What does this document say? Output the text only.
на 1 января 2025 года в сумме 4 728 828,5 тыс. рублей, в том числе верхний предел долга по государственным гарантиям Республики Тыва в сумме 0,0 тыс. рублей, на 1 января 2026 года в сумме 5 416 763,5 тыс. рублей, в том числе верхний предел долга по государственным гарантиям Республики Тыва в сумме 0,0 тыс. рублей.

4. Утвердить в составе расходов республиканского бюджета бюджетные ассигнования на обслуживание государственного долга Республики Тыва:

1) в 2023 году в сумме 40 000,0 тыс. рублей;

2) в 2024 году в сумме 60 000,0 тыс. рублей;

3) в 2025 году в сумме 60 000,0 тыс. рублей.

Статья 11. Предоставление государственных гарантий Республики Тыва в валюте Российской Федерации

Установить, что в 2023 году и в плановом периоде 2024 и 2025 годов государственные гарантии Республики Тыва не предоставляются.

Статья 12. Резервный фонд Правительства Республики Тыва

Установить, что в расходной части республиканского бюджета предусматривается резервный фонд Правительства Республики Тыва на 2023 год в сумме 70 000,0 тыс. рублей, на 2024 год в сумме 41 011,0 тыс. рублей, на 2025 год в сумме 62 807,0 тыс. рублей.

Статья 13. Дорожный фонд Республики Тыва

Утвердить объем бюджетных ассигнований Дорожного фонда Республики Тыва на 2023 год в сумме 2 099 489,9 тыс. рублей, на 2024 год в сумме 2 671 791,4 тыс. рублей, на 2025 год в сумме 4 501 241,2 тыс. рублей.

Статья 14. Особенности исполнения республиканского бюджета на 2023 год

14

Work to be completed
Each line of the material should be duplicated exactly, please.

Answer to this exercise
What does this document say? Output the text only.
на 1 января 2025 года в сумме 4 728 828,5 тыс. рублей, в том числе верхний предел долга по государственным гарантиям Республики Тыва в сумме 0,0 тыс. рублей, на 1 января 2026 года в сумме 5 416 763,5 тыс. рублей, в том числе верхний предел долга по государственным гарантиям Республики Тыва в сумме 0,0 тыс. рублей.

4. Утвердить в составе расходов республиканского бюджета бюджетные ассигнования на обслуживание государственного долга Республики Тыва:

1) в 2023 году в сумме 40 000,0 тыс. рублей;

2) в 2024 году в сумме 60 000,0 тыс. рублей;

3) в 2025 году в сумме 60 000,0 тыс. рублей.

Статья 11. Предоставление государственных гарантий Республики Тыва в валюте Российской Федерации

Установить, что в 2023 году и в плановом периоде 2024 и 2025 годов государственные гарантии Республики Тыва не предоставляются.

Статья 12. Резервный фонд Правительства Республики Тыва

Установить, что в расходной части республиканского бюджета предусматривается резервный фонд Правительства Республики Тыва на 2023 год в сумме 70 000,0 тыс. рублей, на 2024 год в сумме 41 011,0 тыс. рублей, на 2025 год в сумме 62 807,0 тыс. рублей.

Статья 13. Дорожный фонд Республики Тыва

Утвердить объем бюджетных ассигнований Дорожного фонда Республики Тыва на 2023 год в сумме 2 099 489,9 тыс. рублей, на 2024 год в сумме 2 671 791,4 тыс. рублей, на 2025 год в сумме 4 501 241,2 тыс. рублей.

Статья 14. Особенности исполнения республиканского бюджета на 2023 год

14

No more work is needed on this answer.